Part of a data file:
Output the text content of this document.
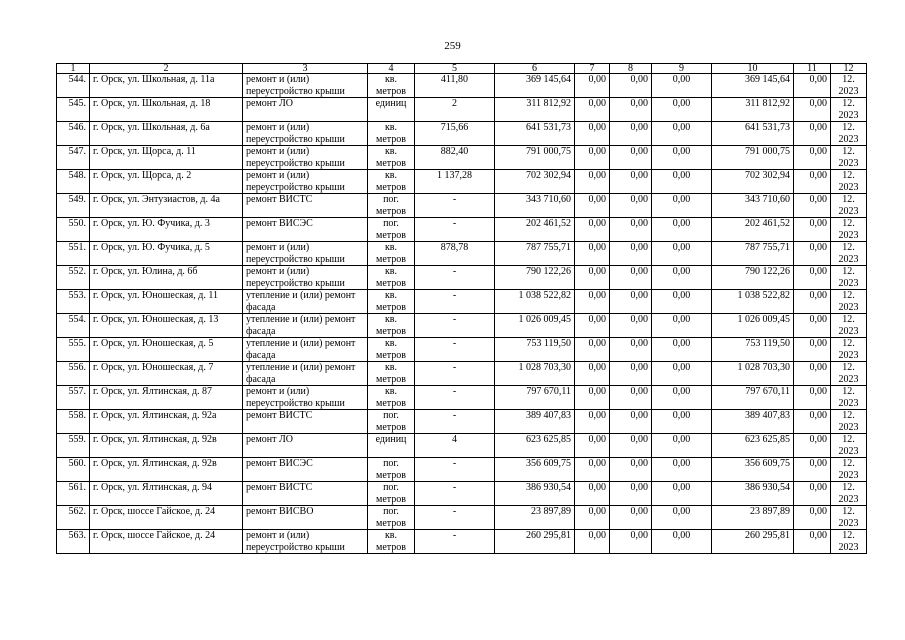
259
1	2	3	4	5	6	7	8	9	10	11	12	
544.	г. Орск, ул. Школьная, д. 11а	ремонт и (или) переустройство крыши	кв. метров	411,80	369 145,64	0,00	0,00	0,00	369 145,64	0,00	12. 2023	
545.	г. Орск, ул. Школьная, д. 18	ремонт ЛО	единиц	2	311 812,92	0,00	0,00	0,00	311 812,92	0,00	12. 2023	
546.	г. Орск, ул. Школьная, д. 6а	ремонт и (или) переустройство крыши	кв. метров	715,66	641 531,73	0,00	0,00	0,00	641 531,73	0,00	12. 2023	
547.	г. Орск, ул. Щорса, д. 11	ремонт и (или) переустройство крыши	кв. метров	882,40	791 000,75	0,00	0,00	0,00	791 000,75	0,00	12. 2023	
548.	г. Орск, ул. Щорса, д. 2	ремонт и (или) переустройство крыши	кв. метров	1 137,28	702 302,94	0,00	0,00	0,00	702 302,94	0,00	12. 2023	
549.	г. Орск, ул. Энтузиастов, д. 4а	ремонт ВИСТС	пог. метров	-	343 710,60	0,00	0,00	0,00	343 710,60	0,00	12. 2023	
550.	г. Орск, ул. Ю. Фучика, д. 3	ремонт ВИСЭС	пог. метров	-	202 461,52	0,00	0,00	0,00	202 461,52	0,00	12. 2023	
551.	г. Орск, ул. Ю. Фучика, д. 5	ремонт и (или) переустройство крыши	кв. метров	878,78	787 755,71	0,00	0,00	0,00	787 755,71	0,00	12. 2023	
552.	г. Орск, ул. Юлина, д. 6б	ремонт и (или) переустройство крыши	кв. метров	-	790 122,26	0,00	0,00	0,00	790 122,26	0,00	12. 2023	
553.	г. Орск, ул. Юношеская, д. 11	утепление и (или) ремонт фасада	кв. метров	-	1 038 522,82	0,00	0,00	0,00	1 038 522,82	0,00	12. 2023	
554.	г. Орск, ул. Юношеская, д. 13	утепление и (или) ремонт фасада	кв. метров	-	1 026 009,45	0,00	0,00	0,00	1 026 009,45	0,00	12. 2023	
555.	г. Орск, ул. Юношеская, д. 5	утепление и (или) ремонт фасада	кв. метров	-	753 119,50	0,00	0,00	0,00	753 119,50	0,00	12. 2023	
556.	г. Орск, ул. Юношеская, д. 7	утепление и (или) ремонт фасада	кв. метров	-	1 028 703,30	0,00	0,00	0,00	1 028 703,30	0,00	12. 2023	
557.	г. Орск, ул. Ялтинская, д. 87	ремонт и (или) переустройство крыши	кв. метров	-	797 670,11	0,00	0,00	0,00	797 670,11	0,00	12. 2023	
558.	г. Орск, ул. Ялтинская, д. 92а	ремонт ВИСТС	пог. метров	-	389 407,83	0,00	0,00	0,00	389 407,83	0,00	12. 2023	
559.	г. Орск, ул. Ялтинская, д. 92в	ремонт ЛО	единиц	4	623 625,85	0,00	0,00	0,00	623 625,85	0,00	12. 2023	
560.	г. Орск, ул. Ялтинская, д. 92в	ремонт ВИСЭС	пог. метров	-	356 609,75	0,00	0,00	0,00	356 609,75	0,00	12. 2023	
561.	г. Орск, ул. Ялтинская, д. 94	ремонт ВИСТС	пог. метров	-	386 930,54	0,00	0,00	0,00	386 930,54	0,00	12. 2023	
562.	г. Орск, шоссе Гайское, д. 24	ремонт ВИСВО	пог. метров	-	23 897,89	0,00	0,00	0,00	23 897,89	0,00	12. 2023	
563.	г. Орск, шоссе Гайское, д. 24	ремонт и (или) переустройство крыши	кв. метров	-	260 295,81	0,00	0,00	0,00	260 295,81	0,00	12. 2023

### WHAT YOU SHOULD DO
Make an exact copy of the records above, with the pictures left out.

### ANSWER TO THE EXERCISE
Output the text content of this document.
259
1	2	3	4	5	6	7	8	9	10	11	12	
544.	г. Орск, ул. Школьная, д. 11а	ремонт и (или) переустройство крыши	кв. метров	411,80	369 145,64	0,00	0,00	0,00	369 145,64	0,00	12. 2023	
545.	г. Орск, ул. Школьная, д. 18	ремонт ЛО	единиц	2	311 812,92	0,00	0,00	0,00	311 812,92	0,00	12. 2023	
546.	г. Орск, ул. Школьная, д. 6а	ремонт и (или) переустройство крыши	кв. метров	715,66	641 531,73	0,00	0,00	0,00	641 531,73	0,00	12. 2023	
547.	г. Орск, ул. Щорса, д. 11	ремонт и (или) переустройство крыши	кв. метров	882,40	791 000,75	0,00	0,00	0,00	791 000,75	0,00	12. 2023	
548.	г. Орск, ул. Щорса, д. 2	ремонт и (или) переустройство крыши	кв. метров	1 137,28	702 302,94	0,00	0,00	0,00	702 302,94	0,00	12. 2023	
549.	г. Орск, ул. Энтузиастов, д. 4а	ремонт ВИСТС	пог. метров	-	343 710,60	0,00	0,00	0,00	343 710,60	0,00	12. 2023	
550.	г. Орск, ул. Ю. Фучика, д. 3	ремонт ВИСЭС	пог. метров	-	202 461,52	0,00	0,00	0,00	202 461,52	0,00	12. 2023	
551.	г. Орск, ул. Ю. Фучика, д. 5	ремонт и (или) переустройство крыши	кв. метров	878,78	787 755,71	0,00	0,00	0,00	787 755,71	0,00	12. 2023	
552.	г. Орск, ул. Юлина, д. 6б	ремонт и (или) переустройство крыши	кв. метров	-	790 122,26	0,00	0,00	0,00	790 122,26	0,00	12. 2023	
553.	г. Орск, ул. Юношеская, д. 11	утепление и (или) ремонт фасада	кв. метров	-	1 038 522,82	0,00	0,00	0,00	1 038 522,82	0,00	12. 2023	
554.	г. Орск, ул. Юношеская, д. 13	утепление и (или) ремонт фасада	кв. метров	-	1 026 009,45	0,00	0,00	0,00	1 026 009,45	0,00	12. 2023	
555.	г. Орск, ул. Юношеская, д. 5	утепление и (или) ремонт фасада	кв. метров	-	753 119,50	0,00	0,00	0,00	753 119,50	0,00	12. 2023	
556.	г. Орск, ул. Юношеская, д. 7	утепление и (или) ремонт фасада	кв. метров	-	1 028 703,30	0,00	0,00	0,00	1 028 703,30	0,00	12. 2023	
557.	г. Орск, ул. Ялтинская, д. 87	ремонт и (или) переустройство крыши	кв. метров	-	797 670,11	0,00	0,00	0,00	797 670,11	0,00	12. 2023	
558.	г. Орск, ул. Ялтинская, д. 92а	ремонт ВИСТС	пог. метров	-	389 407,83	0,00	0,00	0,00	389 407,83	0,00	12. 2023	
559.	г. Орск, ул. Ялтинская, д. 92в	ремонт ЛО	единиц	4	623 625,85	0,00	0,00	0,00	623 625,85	0,00	12. 2023	
560.	г. Орск, ул. Ялтинская, д. 92в	ремонт ВИСЭС	пог. метров	-	356 609,75	0,00	0,00	0,00	356 609,75	0,00	12. 2023	
561.	г. Орск, ул. Ялтинская, д. 94	ремонт ВИСТС	пог. метров	-	386 930,54	0,00	0,00	0,00	386 930,54	0,00	12. 2023	
562.	г. Орск, шоссе Гайское, д. 24	ремонт ВИСВО	пог. метров	-	23 897,89	0,00	0,00	0,00	23 897,89	0,00	12. 2023	
563.	г. Орск, шоссе Гайское, д. 24	ремонт и (или) переустройство крыши	кв. метров	-	260 295,81	0,00	0,00	0,00	260 295,81	0,00	12. 2023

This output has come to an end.